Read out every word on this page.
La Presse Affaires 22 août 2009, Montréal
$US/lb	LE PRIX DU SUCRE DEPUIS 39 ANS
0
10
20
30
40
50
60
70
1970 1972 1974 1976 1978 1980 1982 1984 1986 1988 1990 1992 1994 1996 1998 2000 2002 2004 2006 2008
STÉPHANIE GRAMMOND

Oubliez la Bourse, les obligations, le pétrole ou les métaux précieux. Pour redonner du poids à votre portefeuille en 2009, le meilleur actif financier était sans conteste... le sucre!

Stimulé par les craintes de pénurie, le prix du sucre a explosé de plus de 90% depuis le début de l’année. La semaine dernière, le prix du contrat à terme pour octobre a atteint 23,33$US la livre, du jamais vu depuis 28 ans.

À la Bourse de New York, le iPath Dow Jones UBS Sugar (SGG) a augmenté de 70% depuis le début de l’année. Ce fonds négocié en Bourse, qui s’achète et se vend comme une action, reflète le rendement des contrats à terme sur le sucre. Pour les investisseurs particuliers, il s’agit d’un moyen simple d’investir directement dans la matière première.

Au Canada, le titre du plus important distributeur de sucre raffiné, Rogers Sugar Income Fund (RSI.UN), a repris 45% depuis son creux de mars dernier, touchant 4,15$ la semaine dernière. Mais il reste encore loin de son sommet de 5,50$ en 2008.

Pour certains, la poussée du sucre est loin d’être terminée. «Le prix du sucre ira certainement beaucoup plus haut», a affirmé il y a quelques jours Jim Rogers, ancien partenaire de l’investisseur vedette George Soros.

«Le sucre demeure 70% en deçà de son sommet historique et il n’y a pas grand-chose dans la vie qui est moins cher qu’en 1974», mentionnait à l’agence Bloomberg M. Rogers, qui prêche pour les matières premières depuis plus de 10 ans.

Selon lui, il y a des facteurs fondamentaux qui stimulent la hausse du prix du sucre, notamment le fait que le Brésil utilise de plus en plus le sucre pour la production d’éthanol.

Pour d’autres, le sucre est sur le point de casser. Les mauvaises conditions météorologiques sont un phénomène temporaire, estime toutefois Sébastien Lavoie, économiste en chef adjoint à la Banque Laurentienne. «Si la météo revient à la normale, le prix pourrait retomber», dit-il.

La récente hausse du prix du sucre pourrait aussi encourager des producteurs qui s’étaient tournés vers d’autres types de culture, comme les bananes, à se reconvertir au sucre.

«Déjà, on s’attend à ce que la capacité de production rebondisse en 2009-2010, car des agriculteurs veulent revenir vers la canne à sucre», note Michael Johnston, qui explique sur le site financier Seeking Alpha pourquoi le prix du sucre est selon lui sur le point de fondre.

> _PROMPT_: Look through the entries above; copy every line holding the string "dans".

> _WRITTEN ANSWER_:
À la Bourse de New York, le iPath Dow Jones UBS Sugar (SGG) a augmenté de 70% depuis le début de l’année. Ce fonds négocié en Bourse, qui s’achète et se vend comme une action, reflète le rendement des contrats à terme sur le sucre. Pour les investisseurs particuliers, il s’agit d’un moyen simple d’investir directement dans la matière première.
«Le sucre demeure 70% en deçà de son sommet historique et il n’y a pas grand-chose dans la vie qui est moins cher qu’en 1974», mentionnait à l’agence Bloomberg M. Rogers, qui prêche pour les matières premières depuis plus de 10 ans.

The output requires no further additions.